[Goal]: In the entries below, find every line with "volume" and copy it.

[Stored items from a collection]:
<<<<
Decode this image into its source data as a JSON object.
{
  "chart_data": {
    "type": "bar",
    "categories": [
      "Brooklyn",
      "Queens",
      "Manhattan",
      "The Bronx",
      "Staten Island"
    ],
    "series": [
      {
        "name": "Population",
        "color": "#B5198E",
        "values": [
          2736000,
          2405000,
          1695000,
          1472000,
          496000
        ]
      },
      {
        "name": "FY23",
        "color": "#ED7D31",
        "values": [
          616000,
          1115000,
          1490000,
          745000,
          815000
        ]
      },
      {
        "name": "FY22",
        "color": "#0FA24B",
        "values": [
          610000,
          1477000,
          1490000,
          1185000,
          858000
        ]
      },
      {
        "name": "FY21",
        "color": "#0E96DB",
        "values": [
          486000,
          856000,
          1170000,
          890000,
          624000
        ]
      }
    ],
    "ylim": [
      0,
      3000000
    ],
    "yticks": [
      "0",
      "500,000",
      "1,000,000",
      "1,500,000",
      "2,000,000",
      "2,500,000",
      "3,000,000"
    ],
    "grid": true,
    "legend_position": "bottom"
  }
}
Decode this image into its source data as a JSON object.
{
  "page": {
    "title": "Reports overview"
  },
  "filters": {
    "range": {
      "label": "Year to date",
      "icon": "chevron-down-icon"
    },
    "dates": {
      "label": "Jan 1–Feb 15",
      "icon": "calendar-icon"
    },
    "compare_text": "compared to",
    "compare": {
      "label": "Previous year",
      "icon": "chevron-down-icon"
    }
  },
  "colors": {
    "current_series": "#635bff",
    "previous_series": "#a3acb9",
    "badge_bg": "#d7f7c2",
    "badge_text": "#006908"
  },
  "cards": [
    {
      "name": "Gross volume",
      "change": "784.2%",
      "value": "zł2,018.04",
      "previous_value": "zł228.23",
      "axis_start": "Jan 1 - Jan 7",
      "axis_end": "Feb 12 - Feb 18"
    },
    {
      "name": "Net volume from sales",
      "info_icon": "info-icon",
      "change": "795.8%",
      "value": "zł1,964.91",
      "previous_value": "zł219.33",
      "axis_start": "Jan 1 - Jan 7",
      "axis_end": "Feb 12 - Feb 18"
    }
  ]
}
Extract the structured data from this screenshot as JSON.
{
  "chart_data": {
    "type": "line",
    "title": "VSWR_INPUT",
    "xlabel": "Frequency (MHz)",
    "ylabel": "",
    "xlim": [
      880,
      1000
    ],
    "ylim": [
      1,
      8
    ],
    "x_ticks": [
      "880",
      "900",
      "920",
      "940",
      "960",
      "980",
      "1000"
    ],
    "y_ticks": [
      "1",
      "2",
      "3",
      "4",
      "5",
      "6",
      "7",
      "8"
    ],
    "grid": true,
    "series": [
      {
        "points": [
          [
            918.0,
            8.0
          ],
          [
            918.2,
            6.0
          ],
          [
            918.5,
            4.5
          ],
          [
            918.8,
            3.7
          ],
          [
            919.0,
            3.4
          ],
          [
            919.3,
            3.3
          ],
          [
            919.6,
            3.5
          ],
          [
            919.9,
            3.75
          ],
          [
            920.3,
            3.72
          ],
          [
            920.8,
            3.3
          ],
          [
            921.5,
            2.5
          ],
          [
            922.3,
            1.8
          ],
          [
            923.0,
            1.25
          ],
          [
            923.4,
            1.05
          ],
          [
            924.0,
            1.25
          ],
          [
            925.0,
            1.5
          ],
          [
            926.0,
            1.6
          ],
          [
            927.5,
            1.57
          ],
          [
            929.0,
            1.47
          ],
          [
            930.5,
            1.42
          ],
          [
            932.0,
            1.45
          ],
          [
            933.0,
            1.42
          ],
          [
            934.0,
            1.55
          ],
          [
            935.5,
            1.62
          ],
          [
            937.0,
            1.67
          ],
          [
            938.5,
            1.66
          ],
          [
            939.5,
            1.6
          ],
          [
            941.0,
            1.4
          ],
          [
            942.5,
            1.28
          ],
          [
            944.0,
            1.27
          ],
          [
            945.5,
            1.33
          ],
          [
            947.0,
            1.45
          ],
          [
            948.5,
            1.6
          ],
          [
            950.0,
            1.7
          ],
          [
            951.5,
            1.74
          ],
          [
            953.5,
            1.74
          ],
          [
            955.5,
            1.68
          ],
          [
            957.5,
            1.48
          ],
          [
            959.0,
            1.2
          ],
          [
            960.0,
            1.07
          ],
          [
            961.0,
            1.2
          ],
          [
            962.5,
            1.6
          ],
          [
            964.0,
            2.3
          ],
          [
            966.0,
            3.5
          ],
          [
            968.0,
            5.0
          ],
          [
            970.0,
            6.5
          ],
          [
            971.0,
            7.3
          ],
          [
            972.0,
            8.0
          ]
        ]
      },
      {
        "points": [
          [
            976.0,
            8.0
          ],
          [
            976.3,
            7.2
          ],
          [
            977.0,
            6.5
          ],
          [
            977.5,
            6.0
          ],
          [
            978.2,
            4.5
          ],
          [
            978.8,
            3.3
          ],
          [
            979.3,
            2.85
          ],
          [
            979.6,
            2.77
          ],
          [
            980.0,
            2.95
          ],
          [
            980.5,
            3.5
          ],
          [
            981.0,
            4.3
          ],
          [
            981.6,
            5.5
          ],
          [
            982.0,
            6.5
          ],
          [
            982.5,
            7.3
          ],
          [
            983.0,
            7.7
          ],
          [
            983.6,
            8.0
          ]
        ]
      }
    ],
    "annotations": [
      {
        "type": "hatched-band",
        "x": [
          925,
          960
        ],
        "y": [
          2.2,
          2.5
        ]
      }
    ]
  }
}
>>>>
[The response]:
      "name": "Gross volume",
      "name": "Net volume from sales",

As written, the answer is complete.